(Records contained in a dataset)
## start
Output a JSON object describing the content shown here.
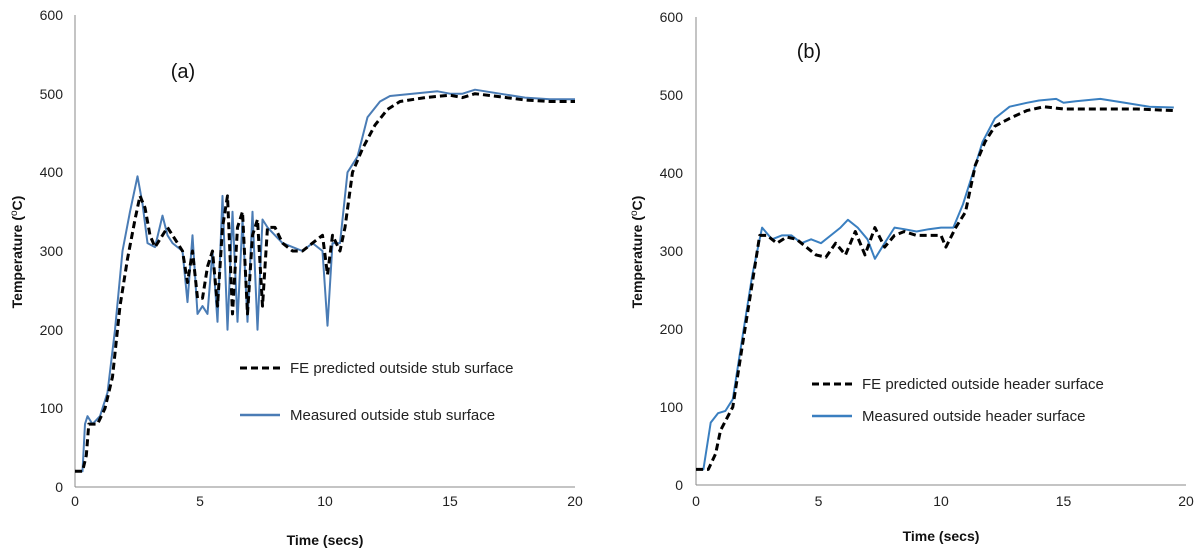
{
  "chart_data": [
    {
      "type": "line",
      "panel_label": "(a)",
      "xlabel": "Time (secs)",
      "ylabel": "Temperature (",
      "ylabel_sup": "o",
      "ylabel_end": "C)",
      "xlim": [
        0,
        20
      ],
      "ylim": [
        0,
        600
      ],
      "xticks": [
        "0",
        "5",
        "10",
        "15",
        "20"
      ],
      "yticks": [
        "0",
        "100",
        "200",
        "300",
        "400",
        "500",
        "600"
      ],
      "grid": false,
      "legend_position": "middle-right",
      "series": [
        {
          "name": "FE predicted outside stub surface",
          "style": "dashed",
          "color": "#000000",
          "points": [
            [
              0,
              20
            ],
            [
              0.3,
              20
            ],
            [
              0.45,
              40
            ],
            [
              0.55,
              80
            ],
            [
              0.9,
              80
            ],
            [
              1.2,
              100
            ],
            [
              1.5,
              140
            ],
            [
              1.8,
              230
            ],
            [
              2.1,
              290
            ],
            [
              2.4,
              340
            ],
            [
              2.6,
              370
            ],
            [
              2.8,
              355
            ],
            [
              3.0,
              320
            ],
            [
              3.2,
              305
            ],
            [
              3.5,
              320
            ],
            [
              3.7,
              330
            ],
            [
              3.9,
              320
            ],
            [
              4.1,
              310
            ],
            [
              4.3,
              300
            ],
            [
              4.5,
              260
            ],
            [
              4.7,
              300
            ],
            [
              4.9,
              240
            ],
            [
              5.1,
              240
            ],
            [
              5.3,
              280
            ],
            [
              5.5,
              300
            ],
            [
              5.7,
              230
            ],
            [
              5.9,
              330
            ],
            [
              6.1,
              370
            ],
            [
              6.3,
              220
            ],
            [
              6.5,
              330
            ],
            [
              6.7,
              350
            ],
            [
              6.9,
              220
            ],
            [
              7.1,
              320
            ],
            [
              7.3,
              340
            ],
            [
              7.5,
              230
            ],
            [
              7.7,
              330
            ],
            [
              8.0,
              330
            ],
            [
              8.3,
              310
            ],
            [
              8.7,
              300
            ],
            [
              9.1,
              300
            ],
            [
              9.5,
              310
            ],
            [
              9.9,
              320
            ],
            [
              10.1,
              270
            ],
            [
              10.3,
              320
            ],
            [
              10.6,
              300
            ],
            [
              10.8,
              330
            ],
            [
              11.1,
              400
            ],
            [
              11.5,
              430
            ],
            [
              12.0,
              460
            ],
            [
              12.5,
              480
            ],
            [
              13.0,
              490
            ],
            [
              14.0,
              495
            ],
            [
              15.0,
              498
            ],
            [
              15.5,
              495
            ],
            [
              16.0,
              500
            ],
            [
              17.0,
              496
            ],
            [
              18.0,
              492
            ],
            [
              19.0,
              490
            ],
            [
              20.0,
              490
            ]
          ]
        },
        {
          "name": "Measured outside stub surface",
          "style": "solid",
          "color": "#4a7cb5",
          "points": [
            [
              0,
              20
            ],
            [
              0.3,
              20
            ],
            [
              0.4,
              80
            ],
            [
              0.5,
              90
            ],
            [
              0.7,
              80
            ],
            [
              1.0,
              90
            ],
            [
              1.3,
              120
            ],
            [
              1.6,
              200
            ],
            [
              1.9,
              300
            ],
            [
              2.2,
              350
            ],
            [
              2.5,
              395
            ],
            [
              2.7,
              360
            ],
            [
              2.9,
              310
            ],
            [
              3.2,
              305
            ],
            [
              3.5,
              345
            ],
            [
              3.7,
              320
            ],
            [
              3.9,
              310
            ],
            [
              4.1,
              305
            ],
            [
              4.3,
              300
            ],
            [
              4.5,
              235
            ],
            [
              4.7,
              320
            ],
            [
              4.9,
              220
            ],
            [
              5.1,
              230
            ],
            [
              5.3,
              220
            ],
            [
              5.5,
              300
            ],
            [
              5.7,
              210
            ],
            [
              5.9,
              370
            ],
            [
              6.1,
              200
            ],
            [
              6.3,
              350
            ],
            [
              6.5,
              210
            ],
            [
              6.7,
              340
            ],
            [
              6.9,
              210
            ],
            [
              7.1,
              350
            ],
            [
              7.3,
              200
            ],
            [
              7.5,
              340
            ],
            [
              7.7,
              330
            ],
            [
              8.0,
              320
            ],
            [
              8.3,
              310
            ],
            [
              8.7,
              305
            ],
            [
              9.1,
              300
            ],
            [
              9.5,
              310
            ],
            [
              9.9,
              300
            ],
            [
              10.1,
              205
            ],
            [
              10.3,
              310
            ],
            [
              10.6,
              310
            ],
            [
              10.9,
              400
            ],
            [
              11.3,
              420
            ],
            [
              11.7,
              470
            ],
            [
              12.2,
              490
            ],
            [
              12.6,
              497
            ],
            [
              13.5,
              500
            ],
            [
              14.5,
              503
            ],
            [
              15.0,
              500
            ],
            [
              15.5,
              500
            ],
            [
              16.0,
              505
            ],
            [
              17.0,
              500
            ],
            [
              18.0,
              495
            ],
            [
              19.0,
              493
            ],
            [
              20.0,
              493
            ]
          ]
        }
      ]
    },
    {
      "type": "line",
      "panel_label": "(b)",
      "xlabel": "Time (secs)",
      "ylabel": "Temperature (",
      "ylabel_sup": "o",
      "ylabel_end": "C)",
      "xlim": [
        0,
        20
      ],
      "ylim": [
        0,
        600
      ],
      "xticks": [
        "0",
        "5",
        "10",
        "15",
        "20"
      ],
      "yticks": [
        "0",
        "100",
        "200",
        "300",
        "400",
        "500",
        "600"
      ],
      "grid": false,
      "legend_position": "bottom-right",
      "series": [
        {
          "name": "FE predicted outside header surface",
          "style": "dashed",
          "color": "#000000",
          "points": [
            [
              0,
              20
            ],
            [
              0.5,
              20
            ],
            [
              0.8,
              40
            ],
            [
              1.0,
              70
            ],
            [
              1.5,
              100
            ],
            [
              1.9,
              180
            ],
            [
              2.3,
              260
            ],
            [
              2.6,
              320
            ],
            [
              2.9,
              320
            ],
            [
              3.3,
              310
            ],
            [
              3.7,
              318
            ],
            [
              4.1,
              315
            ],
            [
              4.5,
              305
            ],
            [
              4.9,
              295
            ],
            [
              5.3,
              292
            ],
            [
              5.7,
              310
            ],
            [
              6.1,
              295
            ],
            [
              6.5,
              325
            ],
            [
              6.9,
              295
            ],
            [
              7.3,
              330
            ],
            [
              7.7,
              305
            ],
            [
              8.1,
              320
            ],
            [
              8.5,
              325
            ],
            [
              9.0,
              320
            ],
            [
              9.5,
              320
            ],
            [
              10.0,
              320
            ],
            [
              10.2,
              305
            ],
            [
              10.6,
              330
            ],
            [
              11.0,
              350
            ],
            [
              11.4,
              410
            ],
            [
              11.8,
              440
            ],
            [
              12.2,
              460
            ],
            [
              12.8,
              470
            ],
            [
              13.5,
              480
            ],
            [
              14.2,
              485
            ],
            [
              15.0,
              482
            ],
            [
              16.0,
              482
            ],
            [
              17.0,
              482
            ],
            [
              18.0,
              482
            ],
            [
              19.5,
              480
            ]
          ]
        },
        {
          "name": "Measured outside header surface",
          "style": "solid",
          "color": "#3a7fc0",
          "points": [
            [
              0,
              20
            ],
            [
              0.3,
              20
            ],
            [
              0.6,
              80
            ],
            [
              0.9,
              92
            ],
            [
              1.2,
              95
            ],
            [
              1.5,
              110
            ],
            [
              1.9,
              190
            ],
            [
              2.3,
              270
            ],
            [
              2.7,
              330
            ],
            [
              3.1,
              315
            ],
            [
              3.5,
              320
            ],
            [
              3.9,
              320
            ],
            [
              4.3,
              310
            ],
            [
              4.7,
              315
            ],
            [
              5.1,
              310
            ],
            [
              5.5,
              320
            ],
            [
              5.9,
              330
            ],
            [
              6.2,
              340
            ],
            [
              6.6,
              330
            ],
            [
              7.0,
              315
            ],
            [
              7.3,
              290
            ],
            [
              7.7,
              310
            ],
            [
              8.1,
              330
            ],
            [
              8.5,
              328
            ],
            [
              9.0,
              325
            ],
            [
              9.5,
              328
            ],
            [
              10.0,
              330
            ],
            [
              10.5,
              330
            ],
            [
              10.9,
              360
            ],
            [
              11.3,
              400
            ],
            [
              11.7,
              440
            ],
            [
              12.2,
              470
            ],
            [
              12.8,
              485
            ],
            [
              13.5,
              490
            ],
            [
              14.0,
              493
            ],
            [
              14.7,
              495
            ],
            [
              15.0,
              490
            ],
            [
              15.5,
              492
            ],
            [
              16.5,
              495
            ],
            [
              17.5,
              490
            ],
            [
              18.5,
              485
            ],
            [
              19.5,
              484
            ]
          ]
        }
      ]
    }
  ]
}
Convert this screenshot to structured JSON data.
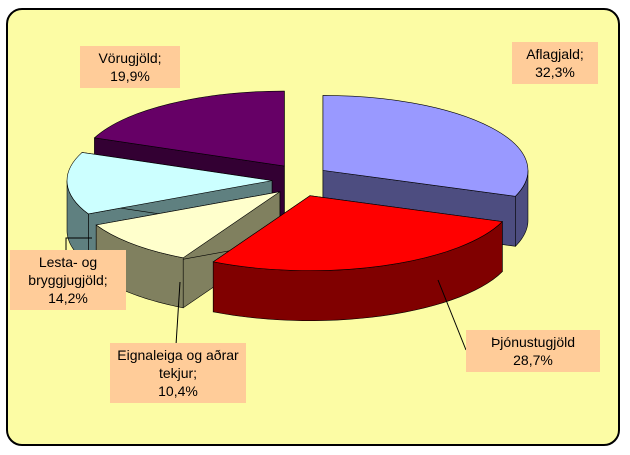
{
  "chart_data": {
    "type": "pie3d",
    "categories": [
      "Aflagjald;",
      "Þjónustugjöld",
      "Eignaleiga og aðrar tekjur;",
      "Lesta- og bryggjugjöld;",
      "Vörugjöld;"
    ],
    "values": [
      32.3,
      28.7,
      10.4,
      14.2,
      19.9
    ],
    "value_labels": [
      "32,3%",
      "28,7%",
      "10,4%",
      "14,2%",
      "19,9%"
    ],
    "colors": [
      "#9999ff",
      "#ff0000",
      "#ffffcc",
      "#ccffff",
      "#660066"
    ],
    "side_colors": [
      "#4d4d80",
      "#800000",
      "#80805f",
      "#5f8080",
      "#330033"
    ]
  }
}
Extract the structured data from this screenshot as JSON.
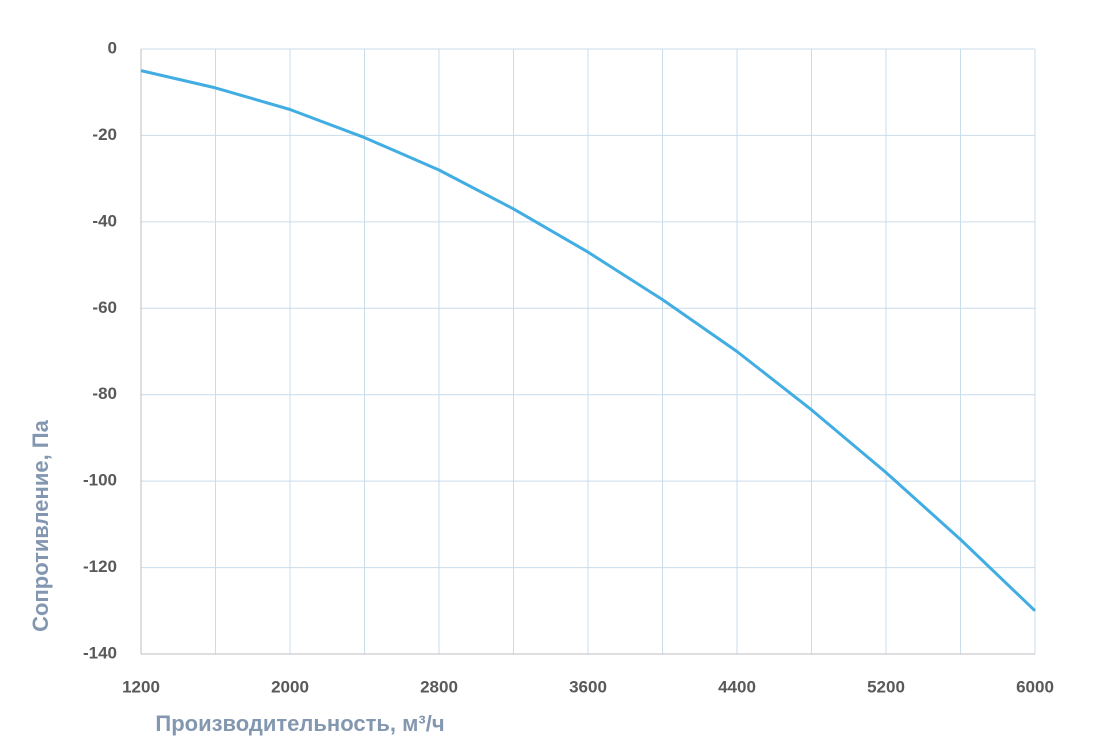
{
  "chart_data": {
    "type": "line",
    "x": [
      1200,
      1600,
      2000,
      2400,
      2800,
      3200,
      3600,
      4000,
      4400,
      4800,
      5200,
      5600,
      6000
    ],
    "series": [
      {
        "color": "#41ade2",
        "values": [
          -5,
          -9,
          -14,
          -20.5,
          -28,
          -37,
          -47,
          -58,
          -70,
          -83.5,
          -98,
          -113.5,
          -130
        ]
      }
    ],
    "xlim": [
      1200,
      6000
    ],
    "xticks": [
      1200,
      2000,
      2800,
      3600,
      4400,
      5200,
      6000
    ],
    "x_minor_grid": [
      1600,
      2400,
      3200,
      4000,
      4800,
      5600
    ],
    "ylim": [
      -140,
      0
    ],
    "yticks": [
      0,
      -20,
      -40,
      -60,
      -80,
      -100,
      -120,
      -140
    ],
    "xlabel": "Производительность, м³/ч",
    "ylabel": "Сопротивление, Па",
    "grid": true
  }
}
## end
- SET TASK -
For each line in the data above that contains the string "surface", extract the line.

- SOLUTION FOR THIS TASK -
          "name": "FE predicted outside stub surface",
          "name": "Measured outside stub surface",
          "name": "FE predicted outside header surface",
          "name": "Measured outside header surface",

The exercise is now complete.